Stored data:
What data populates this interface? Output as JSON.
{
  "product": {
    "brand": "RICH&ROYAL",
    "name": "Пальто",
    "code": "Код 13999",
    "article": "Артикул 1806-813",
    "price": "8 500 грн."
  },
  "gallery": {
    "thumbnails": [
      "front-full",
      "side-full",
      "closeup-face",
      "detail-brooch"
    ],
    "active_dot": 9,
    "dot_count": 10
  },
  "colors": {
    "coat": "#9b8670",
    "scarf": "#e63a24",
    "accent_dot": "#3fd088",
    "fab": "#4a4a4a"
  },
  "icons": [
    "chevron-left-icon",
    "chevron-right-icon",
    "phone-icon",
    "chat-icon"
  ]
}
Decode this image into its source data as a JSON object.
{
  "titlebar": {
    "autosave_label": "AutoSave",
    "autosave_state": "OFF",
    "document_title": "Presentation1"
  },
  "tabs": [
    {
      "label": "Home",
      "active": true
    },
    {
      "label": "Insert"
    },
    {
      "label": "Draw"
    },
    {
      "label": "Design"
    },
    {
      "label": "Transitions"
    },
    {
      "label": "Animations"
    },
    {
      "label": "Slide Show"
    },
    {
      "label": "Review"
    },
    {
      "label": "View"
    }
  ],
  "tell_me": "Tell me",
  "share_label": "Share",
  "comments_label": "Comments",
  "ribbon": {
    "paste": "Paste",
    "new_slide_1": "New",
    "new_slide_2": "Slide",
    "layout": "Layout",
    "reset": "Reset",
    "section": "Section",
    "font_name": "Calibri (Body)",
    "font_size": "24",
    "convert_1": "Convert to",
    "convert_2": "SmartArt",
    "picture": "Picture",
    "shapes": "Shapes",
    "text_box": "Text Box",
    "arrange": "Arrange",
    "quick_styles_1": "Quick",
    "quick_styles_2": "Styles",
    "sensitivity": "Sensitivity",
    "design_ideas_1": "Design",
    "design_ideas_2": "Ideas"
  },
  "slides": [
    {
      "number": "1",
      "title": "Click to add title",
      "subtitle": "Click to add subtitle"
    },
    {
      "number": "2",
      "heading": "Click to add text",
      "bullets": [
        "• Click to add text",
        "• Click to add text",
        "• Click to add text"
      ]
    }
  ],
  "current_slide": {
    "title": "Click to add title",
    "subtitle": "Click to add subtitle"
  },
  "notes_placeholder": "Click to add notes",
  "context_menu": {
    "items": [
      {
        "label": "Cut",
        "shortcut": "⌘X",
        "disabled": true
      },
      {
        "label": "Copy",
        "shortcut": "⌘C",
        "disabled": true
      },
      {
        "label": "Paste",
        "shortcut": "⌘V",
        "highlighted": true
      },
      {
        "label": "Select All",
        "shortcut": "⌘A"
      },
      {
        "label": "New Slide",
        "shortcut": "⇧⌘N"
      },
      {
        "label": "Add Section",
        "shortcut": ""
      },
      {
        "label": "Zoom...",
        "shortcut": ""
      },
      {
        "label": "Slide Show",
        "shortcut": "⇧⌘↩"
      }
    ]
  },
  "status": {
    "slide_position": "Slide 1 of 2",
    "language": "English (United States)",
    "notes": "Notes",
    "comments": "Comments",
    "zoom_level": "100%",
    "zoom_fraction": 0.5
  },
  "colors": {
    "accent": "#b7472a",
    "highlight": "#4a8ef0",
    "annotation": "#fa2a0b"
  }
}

DIRECTIONS FOR THIS TASK: Every record shown above should be written out again exactly.

RESPONSE FOR THIS EXERCISE:
What data populates this interface? Output as JSON.
{
  "product": {
    "brand": "RICH&ROYAL",
    "name": "Пальто",
    "code": "Код 13999",
    "article": "Артикул 1806-813",
    "price": "8 500 грн."
  },
  "gallery": {
    "thumbnails": [
      "front-full",
      "side-full",
      "closeup-face",
      "detail-brooch"
    ],
    "active_dot": 9,
    "dot_count": 10
  },
  "colors": {
    "coat": "#9b8670",
    "scarf": "#e63a24",
    "accent_dot": "#3fd088",
    "fab": "#4a4a4a"
  },
  "icons": [
    "chevron-left-icon",
    "chevron-right-icon",
    "phone-icon",
    "chat-icon"
  ]
}
Decode this image into its source data as a JSON object.
{
  "titlebar": {
    "autosave_label": "AutoSave",
    "autosave_state": "OFF",
    "document_title": "Presentation1"
  },
  "tabs": [
    {
      "label": "Home",
      "active": true
    },
    {
      "label": "Insert"
    },
    {
      "label": "Draw"
    },
    {
      "label": "Design"
    },
    {
      "label": "Transitions"
    },
    {
      "label": "Animations"
    },
    {
      "label": "Slide Show"
    },
    {
      "label": "Review"
    },
    {
      "label": "View"
    }
  ],
  "tell_me": "Tell me",
  "share_label": "Share",
  "comments_label": "Comments",
  "ribbon": {
    "paste": "Paste",
    "new_slide_1": "New",
    "new_slide_2": "Slide",
    "layout": "Layout",
    "reset": "Reset",
    "section": "Section",
    "font_name": "Calibri (Body)",
    "font_size": "24",
    "convert_1": "Convert to",
    "convert_2": "SmartArt",
    "picture": "Picture",
    "shapes": "Shapes",
    "text_box": "Text Box",
    "arrange": "Arrange",
    "quick_styles_1": "Quick",
    "quick_styles_2": "Styles",
    "sensitivity": "Sensitivity",
    "design_ideas_1": "Design",
    "design_ideas_2": "Ideas"
  },
  "slides": [
    {
      "number": "1",
      "title": "Click to add title",
      "subtitle": "Click to add subtitle"
    },
    {
      "number": "2",
      "heading": "Click to add text",
      "bullets": [
        "• Click to add text",
        "• Click to add text",
        "• Click to add text"
      ]
    }
  ],
  "current_slide": {
    "title": "Click to add title",
    "subtitle": "Click to add subtitle"
  },
  "notes_placeholder": "Click to add notes",
  "context_menu": {
    "items": [
      {
        "label": "Cut",
        "shortcut": "⌘X",
        "disabled": true
      },
      {
        "label": "Copy",
        "shortcut": "⌘C",
        "disabled": true
      },
      {
        "label": "Paste",
        "shortcut": "⌘V",
        "highlighted": true
      },
      {
        "label": "Select All",
        "shortcut": "⌘A"
      },
      {
        "label": "New Slide",
        "shortcut": "⇧⌘N"
      },
      {
        "label": "Add Section",
        "shortcut": ""
      },
      {
        "label": "Zoom...",
        "shortcut": ""
      },
      {
        "label": "Slide Show",
        "shortcut": "⇧⌘↩"
      }
    ]
  },
  "status": {
    "slide_position": "Slide 1 of 2",
    "language": "English (United States)",
    "notes": "Notes",
    "comments": "Comments",
    "zoom_level": "100%",
    "zoom_fraction": 0.5
  },
  "colors": {
    "accent": "#b7472a",
    "highlight": "#4a8ef0",
    "annotation": "#fa2a0b"
  }
}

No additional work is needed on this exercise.